=== GIVEN TASK ===
Scan the following material for the string "channels" and copy each line in which it appears.
>> BEGIN
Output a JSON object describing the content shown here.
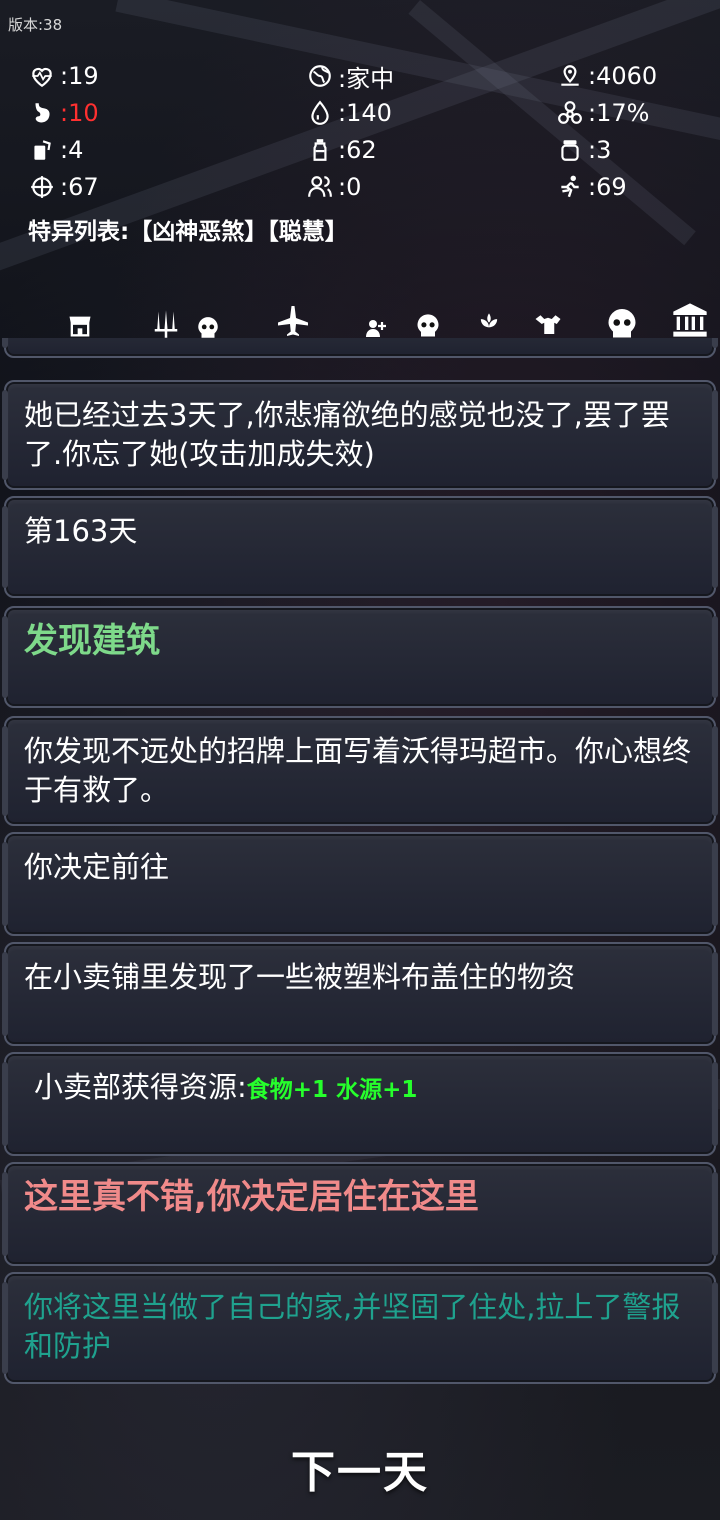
{
  "version": "版本:38",
  "stats": {
    "health": ":19",
    "location": ":家中",
    "distance": ":4060",
    "hunger": ":10",
    "water": ":140",
    "infection": ":17%",
    "food": ":4",
    "bottles": ":62",
    "jars": ":3",
    "aim": ":67",
    "survivors": ":0",
    "agility": ":69"
  },
  "traits": "特异列表:【凶神恶煞】【聪慧】",
  "toolbar": {
    "icons": [
      "shop-icon",
      "weapons-icon",
      "skull-icon",
      "airplane-icon",
      "add-survivor-icon",
      "skull-icon",
      "plant-icon",
      "strength-icon",
      "skull-icon",
      "bank-icon"
    ]
  },
  "log": {
    "partial": "",
    "e1": "她已经过去3天了,你悲痛欲绝的感觉也没了,罢了罢了.你忘了她(攻击加成失效)",
    "e2": "第163天",
    "e3": "发现建筑",
    "e4": "你发现不远处的招牌上面写着沃得玛超市。你心想终于有救了。",
    "e5": "你决定前往",
    "e6": "在小卖铺里发现了一些被塑料布盖住的物资",
    "e7_prefix": "小卖部获得资源:",
    "e7_res": "食物+1 水源+1",
    "e8": "这里真不错,你决定居住在这里",
    "e9": "你将这里当做了自己的家,并坚固了住处,拉上了警报和防护"
  },
  "next_button": "下一天",
  "colors": {
    "red_stat": "#ff3030",
    "green_title": "#7ed98a",
    "green_resource": "#26ff2c",
    "pink_title": "#f08a8a",
    "teal_text": "#1fa28e"
  }
}
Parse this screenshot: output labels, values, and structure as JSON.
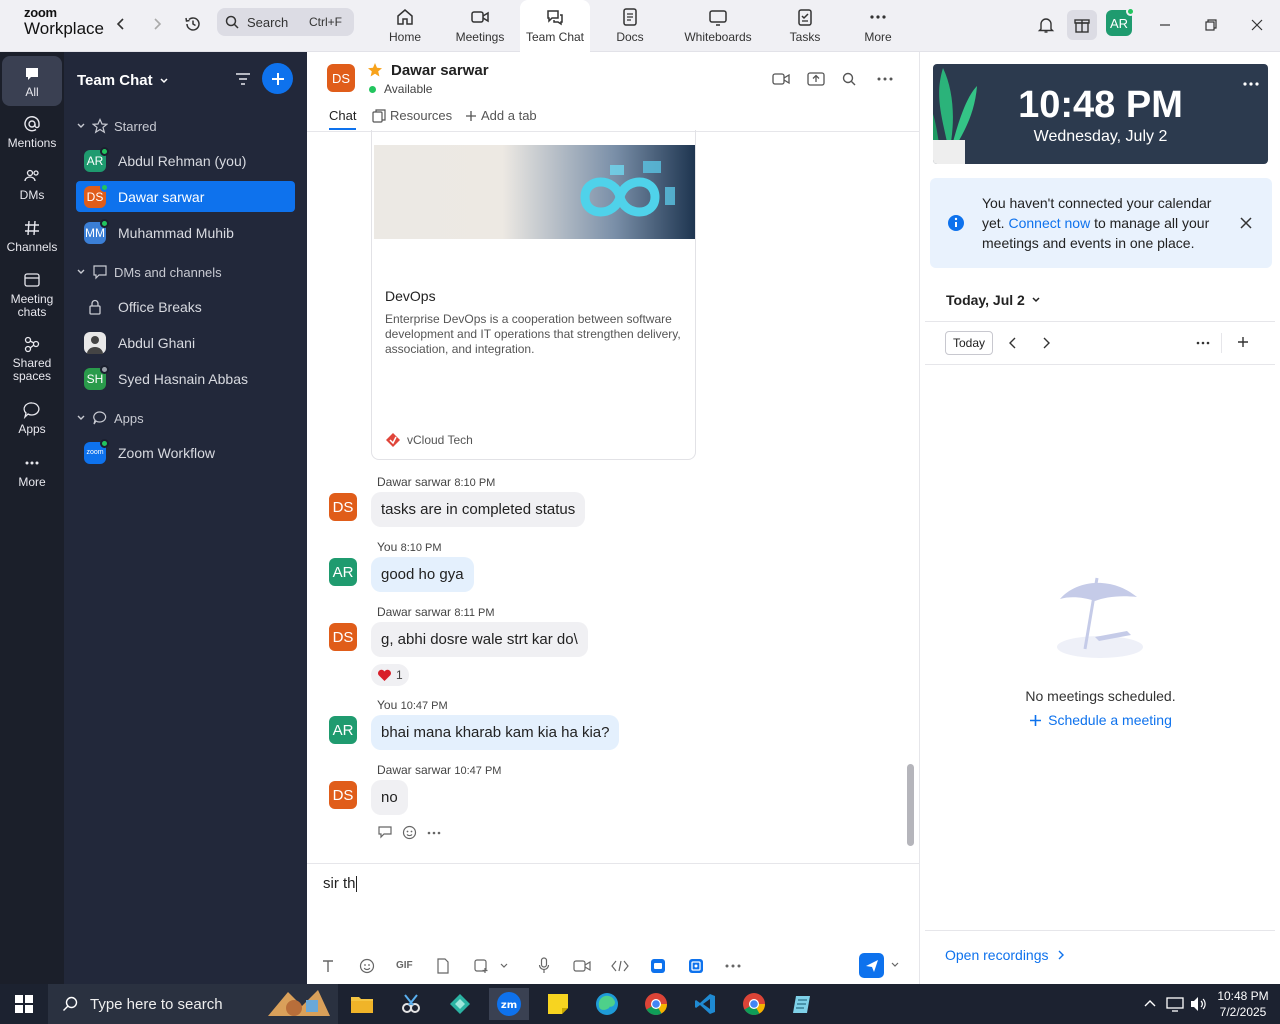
{
  "brand": {
    "line1": "zoom",
    "line2": "Workplace"
  },
  "colors": {
    "accent": "#0e72ed",
    "rail_bg": "#1b1f2a",
    "sidebar_bg": "#22283a",
    "online": "#22c55e",
    "clock_bg": "#2c3a4e"
  },
  "search": {
    "placeholder": "Search",
    "shortcut": "Ctrl+F"
  },
  "tabs": [
    {
      "label": "Home",
      "icon": "home-icon"
    },
    {
      "label": "Meetings",
      "icon": "video-icon"
    },
    {
      "label": "Team Chat",
      "icon": "chat-icon",
      "active": true
    },
    {
      "label": "Docs",
      "icon": "doc-icon"
    },
    {
      "label": "Whiteboards",
      "icon": "whiteboard-icon"
    },
    {
      "label": "Tasks",
      "icon": "tasks-icon"
    },
    {
      "label": "More",
      "icon": "more-icon"
    }
  ],
  "user": {
    "initials": "AR"
  },
  "rail": {
    "all": "All",
    "mentions": "Mentions",
    "dms": "DMs",
    "channels": "Channels",
    "meeting_chats": "Meeting chats",
    "shared_spaces": "Shared spaces",
    "apps": "Apps",
    "more": "More"
  },
  "sidebar": {
    "title": "Team Chat",
    "starred_label": "Starred",
    "starred": [
      {
        "initials": "AR",
        "name": "Abdul Rehman (you)"
      },
      {
        "initials": "DS",
        "name": "Dawar sarwar"
      },
      {
        "initials": "MM",
        "name": "Muhammad Muhib"
      }
    ],
    "dms_label": "DMs and channels",
    "dms": [
      {
        "name": "Office Breaks"
      },
      {
        "name": "Abdul Ghani"
      },
      {
        "initials": "SH",
        "name": "Syed Hasnain Abbas"
      }
    ],
    "apps_label": "Apps",
    "apps": [
      {
        "initials": "zoom",
        "name": "Zoom Workflow"
      }
    ]
  },
  "chat": {
    "contact_initials": "DS",
    "contact_name": "Dawar sarwar",
    "status": "Available",
    "tabs": {
      "chat": "Chat",
      "resources": "Resources",
      "add": "Add a tab"
    },
    "card": {
      "title": "DevOps",
      "description": "Enterprise DevOps is a cooperation between software development and IT operations that strengthen delivery, association, and integration.",
      "source": "vCloud Tech"
    },
    "messages": [
      {
        "initials": "DS",
        "name": "Dawar sarwar",
        "time": "8:10 PM",
        "text": "tasks are in completed status"
      },
      {
        "initials": "AR",
        "name": "You",
        "time": "8:10 PM",
        "text": "good ho gya"
      },
      {
        "initials": "DS",
        "name": "Dawar sarwar",
        "time": "8:11 PM",
        "text": "g, abhi dosre wale strt kar do\\",
        "reaction_count": "1"
      },
      {
        "initials": "AR",
        "name": "You",
        "time": "10:47 PM",
        "text": "bhai mana kharab kam kia ha kia?"
      },
      {
        "initials": "DS",
        "name": "Dawar sarwar",
        "time": "10:47 PM",
        "text": "no"
      }
    ],
    "composer_text": "sir th",
    "composer_gif": "GIF"
  },
  "calendar": {
    "time": "10:48 PM",
    "date": "Wednesday, July 2",
    "notice_pre": "You haven't connected your calendar yet.",
    "notice_link": "Connect now",
    "notice_post": "to manage all your meetings and events in one place.",
    "day_label": "Today, Jul 2",
    "today_button": "Today",
    "empty_text": "No meetings scheduled.",
    "schedule_link": "Schedule a meeting",
    "recordings_link": "Open recordings"
  },
  "taskbar": {
    "search_placeholder": "Type here to search",
    "time": "10:48 PM",
    "date": "7/2/2025",
    "apps": [
      "file-explorer-icon",
      "snipping-icon",
      "app-icon",
      "zoom-icon",
      "sticky-notes-icon",
      "edge-icon",
      "chrome-icon",
      "vscode-icon",
      "chrome-icon",
      "notepad-icon"
    ]
  }
}
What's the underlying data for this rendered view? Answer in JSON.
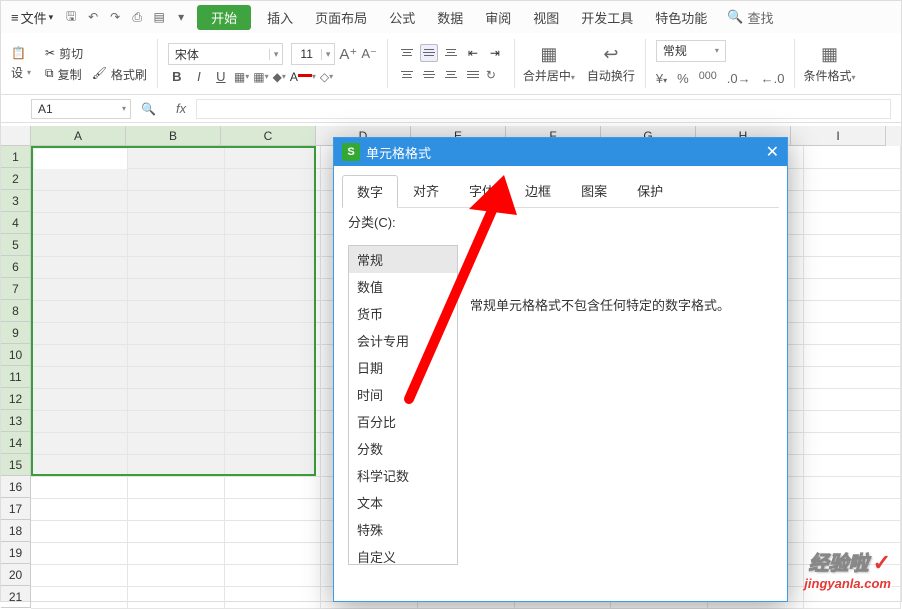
{
  "menu": {
    "file": "文件",
    "tabs": [
      "插入",
      "页面布局",
      "公式",
      "数据",
      "审阅",
      "视图",
      "开发工具",
      "特色功能"
    ],
    "start": "开始",
    "search": "查找"
  },
  "ribbon": {
    "cut": "剪切",
    "copy": "复制",
    "fmt_painter": "格式刷",
    "settings": "设",
    "font_name": "宋体",
    "font_size": "11",
    "merge_center": "合并居中",
    "auto_wrap": "自动换行",
    "number_format": "常规",
    "cond_fmt": "条件格式"
  },
  "formula": {
    "name_box": "A1"
  },
  "dialog": {
    "title": "单元格格式",
    "tabs": [
      "数字",
      "对齐",
      "字体",
      "边框",
      "图案",
      "保护"
    ],
    "cat_label": "分类(C):",
    "categories": [
      "常规",
      "数值",
      "货币",
      "会计专用",
      "日期",
      "时间",
      "百分比",
      "分数",
      "科学记数",
      "文本",
      "特殊",
      "自定义"
    ],
    "preview": "常规单元格格式不包含任何特定的数字格式。"
  },
  "sheet": {
    "cols_sel": [
      "A",
      "B",
      "C"
    ],
    "cols_rest": [
      "D",
      "E",
      "F",
      "G",
      "H",
      "I"
    ],
    "row_count": 21,
    "sel_rows": 15
  },
  "watermark": {
    "cn": "经验啦",
    "en": "jingyanla.com"
  }
}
>> END
=== RESPONSE TO THE TASK ===
    "channels": "Channels",
    "dms_label": "DMs and channels",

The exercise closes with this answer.